start Material to process

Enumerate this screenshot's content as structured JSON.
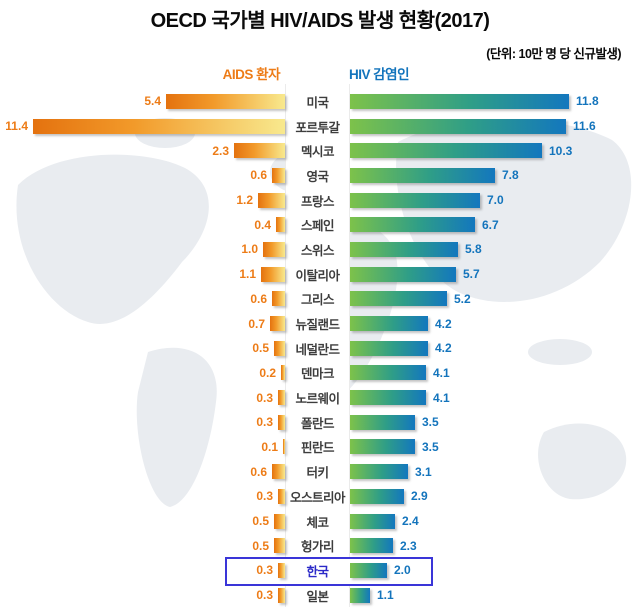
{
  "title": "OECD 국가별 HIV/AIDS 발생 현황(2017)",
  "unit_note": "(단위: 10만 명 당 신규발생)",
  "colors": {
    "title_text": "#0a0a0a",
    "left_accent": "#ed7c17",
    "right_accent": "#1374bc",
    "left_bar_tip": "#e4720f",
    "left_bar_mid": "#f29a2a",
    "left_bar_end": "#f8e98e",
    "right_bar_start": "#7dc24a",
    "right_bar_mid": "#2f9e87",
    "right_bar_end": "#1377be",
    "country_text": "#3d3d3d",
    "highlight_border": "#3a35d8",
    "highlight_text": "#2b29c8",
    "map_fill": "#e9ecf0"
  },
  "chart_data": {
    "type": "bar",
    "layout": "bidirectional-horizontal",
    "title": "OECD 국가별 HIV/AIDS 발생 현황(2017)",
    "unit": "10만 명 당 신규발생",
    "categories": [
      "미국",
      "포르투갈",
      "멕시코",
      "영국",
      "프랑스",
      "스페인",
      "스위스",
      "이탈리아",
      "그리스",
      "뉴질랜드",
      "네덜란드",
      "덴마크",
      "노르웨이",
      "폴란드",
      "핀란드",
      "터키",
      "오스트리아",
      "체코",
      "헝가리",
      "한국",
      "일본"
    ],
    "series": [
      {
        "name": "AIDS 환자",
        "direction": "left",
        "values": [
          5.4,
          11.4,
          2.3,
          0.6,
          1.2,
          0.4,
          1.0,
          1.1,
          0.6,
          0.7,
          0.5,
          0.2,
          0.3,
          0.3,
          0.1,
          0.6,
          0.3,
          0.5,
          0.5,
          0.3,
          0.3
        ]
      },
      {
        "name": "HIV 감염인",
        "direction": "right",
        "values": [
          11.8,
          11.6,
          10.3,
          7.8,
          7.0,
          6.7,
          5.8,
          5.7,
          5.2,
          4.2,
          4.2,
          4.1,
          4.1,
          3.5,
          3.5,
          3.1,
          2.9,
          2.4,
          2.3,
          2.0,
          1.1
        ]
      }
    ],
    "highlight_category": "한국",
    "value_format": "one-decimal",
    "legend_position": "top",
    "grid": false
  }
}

end Material to process

Problem
All the records need to be repeated exactly, with the images dropped.

Exercise answer
Enumerate this screenshot's content as structured JSON.
{
  "title": "OECD 국가별 HIV/AIDS 발생 현황(2017)",
  "unit_note": "(단위: 10만 명 당 신규발생)",
  "colors": {
    "title_text": "#0a0a0a",
    "left_accent": "#ed7c17",
    "right_accent": "#1374bc",
    "left_bar_tip": "#e4720f",
    "left_bar_mid": "#f29a2a",
    "left_bar_end": "#f8e98e",
    "right_bar_start": "#7dc24a",
    "right_bar_mid": "#2f9e87",
    "right_bar_end": "#1377be",
    "country_text": "#3d3d3d",
    "highlight_border": "#3a35d8",
    "highlight_text": "#2b29c8",
    "map_fill": "#e9ecf0"
  },
  "chart_data": {
    "type": "bar",
    "layout": "bidirectional-horizontal",
    "title": "OECD 국가별 HIV/AIDS 발생 현황(2017)",
    "unit": "10만 명 당 신규발생",
    "categories": [
      "미국",
      "포르투갈",
      "멕시코",
      "영국",
      "프랑스",
      "스페인",
      "스위스",
      "이탈리아",
      "그리스",
      "뉴질랜드",
      "네덜란드",
      "덴마크",
      "노르웨이",
      "폴란드",
      "핀란드",
      "터키",
      "오스트리아",
      "체코",
      "헝가리",
      "한국",
      "일본"
    ],
    "series": [
      {
        "name": "AIDS 환자",
        "direction": "left",
        "values": [
          5.4,
          11.4,
          2.3,
          0.6,
          1.2,
          0.4,
          1.0,
          1.1,
          0.6,
          0.7,
          0.5,
          0.2,
          0.3,
          0.3,
          0.1,
          0.6,
          0.3,
          0.5,
          0.5,
          0.3,
          0.3
        ]
      },
      {
        "name": "HIV 감염인",
        "direction": "right",
        "values": [
          11.8,
          11.6,
          10.3,
          7.8,
          7.0,
          6.7,
          5.8,
          5.7,
          5.2,
          4.2,
          4.2,
          4.1,
          4.1,
          3.5,
          3.5,
          3.1,
          2.9,
          2.4,
          2.3,
          2.0,
          1.1
        ]
      }
    ],
    "highlight_category": "한국",
    "value_format": "one-decimal",
    "legend_position": "top",
    "grid": false
  }
}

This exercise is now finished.